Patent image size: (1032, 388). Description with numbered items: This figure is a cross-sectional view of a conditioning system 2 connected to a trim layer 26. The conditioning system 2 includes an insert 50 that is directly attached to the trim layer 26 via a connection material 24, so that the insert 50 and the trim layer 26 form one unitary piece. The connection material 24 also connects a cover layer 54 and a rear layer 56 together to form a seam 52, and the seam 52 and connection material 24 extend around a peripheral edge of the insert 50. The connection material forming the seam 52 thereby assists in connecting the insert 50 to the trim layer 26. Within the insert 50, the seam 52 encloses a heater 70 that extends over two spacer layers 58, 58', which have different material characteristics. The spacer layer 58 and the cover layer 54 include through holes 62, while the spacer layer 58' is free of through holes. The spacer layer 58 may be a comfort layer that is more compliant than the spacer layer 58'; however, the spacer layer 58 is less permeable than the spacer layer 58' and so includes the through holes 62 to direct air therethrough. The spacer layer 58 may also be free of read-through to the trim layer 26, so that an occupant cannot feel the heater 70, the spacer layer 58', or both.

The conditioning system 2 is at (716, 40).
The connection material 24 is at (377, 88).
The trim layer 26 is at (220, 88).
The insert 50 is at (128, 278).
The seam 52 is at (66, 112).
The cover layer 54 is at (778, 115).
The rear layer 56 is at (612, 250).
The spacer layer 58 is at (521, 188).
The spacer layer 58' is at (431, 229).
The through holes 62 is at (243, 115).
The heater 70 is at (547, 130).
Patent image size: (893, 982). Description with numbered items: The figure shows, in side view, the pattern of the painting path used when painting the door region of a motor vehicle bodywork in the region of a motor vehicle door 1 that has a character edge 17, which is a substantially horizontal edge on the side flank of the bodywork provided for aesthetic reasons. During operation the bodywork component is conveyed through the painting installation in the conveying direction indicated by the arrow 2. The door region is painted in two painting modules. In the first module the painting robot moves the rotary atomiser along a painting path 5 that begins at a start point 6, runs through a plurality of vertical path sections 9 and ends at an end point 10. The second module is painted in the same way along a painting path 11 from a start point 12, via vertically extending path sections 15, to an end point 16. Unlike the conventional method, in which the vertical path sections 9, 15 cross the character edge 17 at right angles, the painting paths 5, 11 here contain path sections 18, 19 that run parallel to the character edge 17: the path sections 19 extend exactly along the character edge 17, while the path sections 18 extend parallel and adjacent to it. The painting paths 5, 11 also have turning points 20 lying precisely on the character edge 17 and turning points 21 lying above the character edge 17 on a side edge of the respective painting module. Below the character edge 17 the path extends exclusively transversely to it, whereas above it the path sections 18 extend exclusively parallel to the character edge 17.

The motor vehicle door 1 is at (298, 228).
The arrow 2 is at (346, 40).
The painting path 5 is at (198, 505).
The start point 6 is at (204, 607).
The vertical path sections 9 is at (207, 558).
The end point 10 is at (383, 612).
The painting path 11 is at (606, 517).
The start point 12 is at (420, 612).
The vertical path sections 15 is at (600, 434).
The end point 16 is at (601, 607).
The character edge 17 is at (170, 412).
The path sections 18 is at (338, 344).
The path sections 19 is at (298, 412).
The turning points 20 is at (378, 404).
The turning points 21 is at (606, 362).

→ Task statement
Could you render every line of the records above as a JSON list of strings, one string per line, with the blank lines left out?

→ Written answer
[
  "Patent image size: (1032, 388). Description with numbered items: This figure is a cross-sectional view of a conditioning system 2 connected to a trim layer 26. The conditioning system 2 includes an insert 50 that is directly attached to the trim layer 26 via a connection material 24, so that the insert 50 and the trim layer 26 form one unitary piece. The connection material 24 also connects a cover layer 54 and a rear layer 56 together to form a seam 52, and the seam 52 and connection material 24 extend around a peripheral edge of the insert 50. The connection material forming the seam 52 thereby assists in connecting the insert 50 to the trim layer 26. Within the insert 50, the seam 52 encloses a heater 70 that extends over two spacer layers 58, 58', which have different material characteristics. The spacer layer 58 and the cover layer 54 include through holes 62, while the spacer layer 58' is free of through holes. The spacer layer 58 may be a comfort layer that is more compliant than the spacer layer 58'; however, the spacer layer 58 is less permeable than the spacer layer 58' and so includes the through holes 62 to direct air therethrough. The spacer layer 58 may also be free of read-through to the trim layer 26, so that an occupant cannot feel the heater 70, the spacer layer 58', or both.",
  "The conditioning system 2 is at (716, 40).",
  "The connection material 24 is at (377, 88).",
  "The trim layer 26 is at (220, 88).",
  "The insert 50 is at (128, 278).",
  "The seam 52 is at (66, 112).",
  "The cover layer 54 is at (778, 115).",
  "The rear layer 56 is at (612, 250).",
  "The spacer layer 58 is at (521, 188).",
  "The spacer layer 58' is at (431, 229).",
  "The through holes 62 is at (243, 115).",
  "The heater 70 is at (547, 130).",
  "Patent image size: (893, 982). Description with numbered items: The figure shows, in side view, the pattern of the painting path used when painting the door region of a motor vehicle bodywork in the region of a motor vehicle door 1 that has a character edge 17, which is a substantially horizontal edge on the side flank of the bodywork provided for aesthetic reasons. During operation the bodywork component is conveyed through the painting installation in the conveying direction indicated by the arrow 2. The door region is painted in two painting modules. In the first module the painting robot moves the rotary atomiser along a painting path 5 that begins at a start point 6, runs through a plurality of vertical path sections 9 and ends at an end point 10. The second module is painted in the same way along a painting path 11 from a start point 12, via vertically extending path sections 15, to an end point 16. Unlike the conventional method, in which the vertical path sections 9, 15 cross the character edge 17 at right angles, the painting paths 5, 11 here contain path sections 18, 19 that run parallel to the character edge 17: the path sections 19 extend exactly along the character edge 17, while the path sections 18 extend parallel and adjacent to it. The painting paths 5, 11 also have turning points 20 lying precisely on the character edge 17 and turning points 21 lying above the character edge 17 on a side edge of the respective painting module. Below the character edge 17 the path extends exclusively transversely to it, whereas above it the path sections 18 extend exclusively parallel to the character edge 17.",
  "The motor vehicle door 1 is at (298, 228).",
  "The arrow 2 is at (346, 40).",
  "The painting path 5 is at (198, 505).",
  "The start point 6 is at (204, 607).",
  "The vertical path sections 9 is at (207, 558).",
  "The end point 10 is at (383, 612).",
  "The painting path 11 is at (606, 517).",
  "The start point 12 is at (420, 612).",
  "The vertical path sections 15 is at (600, 434).",
  "The end point 16 is at (601, 607).",
  "The character edge 17 is at (170, 412).",
  "The path sections 18 is at (338, 344).",
  "The path sections 19 is at (298, 412).",
  "The turning points 20 is at (378, 404).",
  "The turning points 21 is at (606, 362)."
]